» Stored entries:
-.-.-
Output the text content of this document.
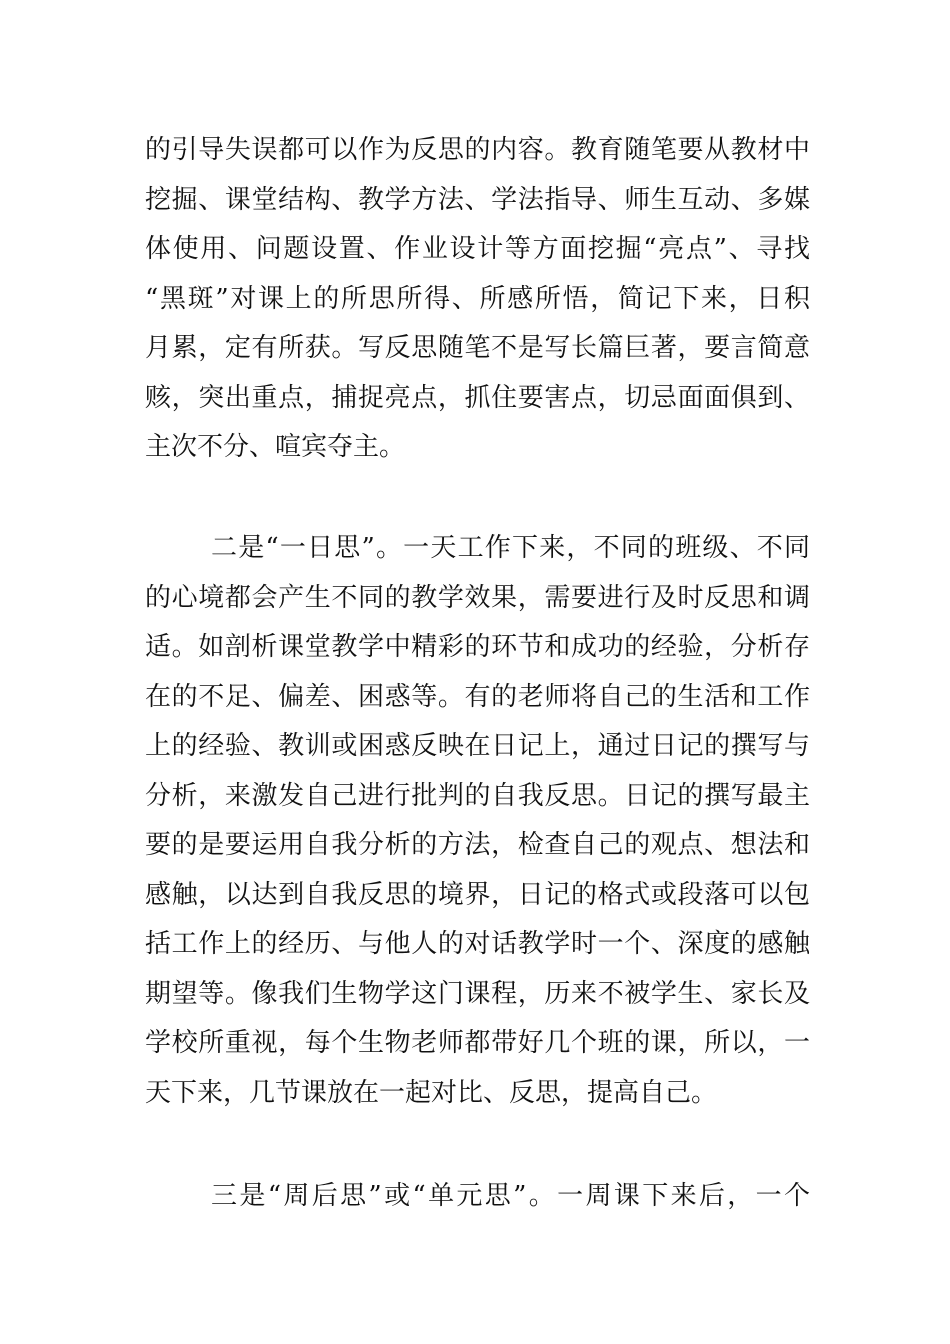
的引导失误都可以作为反思的内容。教育随笔要从教材中
挖掘、课堂结构、教学方法、学法指导、师生互动、多媒
体使用、问题设置、作业设计等方面挖掘“亮点”、寻找
“黑斑”对课上的所思所得、所感所悟，简记下来，日积
月累，定有所获。写反思随笔不是写长篇巨著，要言简意
赅，突出重点，捕捉亮点，抓住要害点，切忌面面俱到、
主次不分、喧宾夺主。
二是“一日思”。一天工作下来，不同的班级、不同
的心境都会产生不同的教学效果，需要进行及时反思和调
适。如剖析课堂教学中精彩的环节和成功的经验，分析存
在的不足、偏差、困惑等。有的老师将自己的生活和工作
上的经验、教训或困惑反映在日记上，通过日记的撰写与
分析，来激发自己进行批判的自我反思。日记的撰写最主
要的是要运用自我分析的方法，检查自己的观点、想法和
感触，以达到自我反思的境界，日记的格式或段落可以包
括工作上的经历、与他人的对话教学时一个、深度的感触
期望等。像我们生物学这门课程，历来不被学生、家长及
学校所重视，每个生物老师都带好几个班的课，所以，一
天下来，几节课放在一起对比、反思，提高自己。
三是“周后思”或“单元思”。一周课下来后，一个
-.-.-
» GIVEN TASK: Retype the data above exactly; pictures are not part of the copy.

» COMPLETE ANSWER:
Output the text content of this document.
的引导失误都可以作为反思的内容。教育随笔要从教材中
挖掘、课堂结构、教学方法、学法指导、师生互动、多媒
体使用、问题设置、作业设计等方面挖掘“亮点”、寻找
“黑斑”对课上的所思所得、所感所悟，简记下来，日积
月累，定有所获。写反思随笔不是写长篇巨著，要言简意
赅，突出重点，捕捉亮点，抓住要害点，切忌面面俱到、
主次不分、喧宾夺主。
二是“一日思”。一天工作下来，不同的班级、不同
的心境都会产生不同的教学效果，需要进行及时反思和调
适。如剖析课堂教学中精彩的环节和成功的经验，分析存
在的不足、偏差、困惑等。有的老师将自己的生活和工作
上的经验、教训或困惑反映在日记上，通过日记的撰写与
分析，来激发自己进行批判的自我反思。日记的撰写最主
要的是要运用自我分析的方法，检查自己的观点、想法和
感触，以达到自我反思的境界，日记的格式或段落可以包
括工作上的经历、与他人的对话教学时一个、深度的感触
期望等。像我们生物学这门课程，历来不被学生、家长及
学校所重视，每个生物老师都带好几个班的课，所以，一
天下来，几节课放在一起对比、反思，提高自己。
三是“周后思”或“单元思”。一周课下来后，一个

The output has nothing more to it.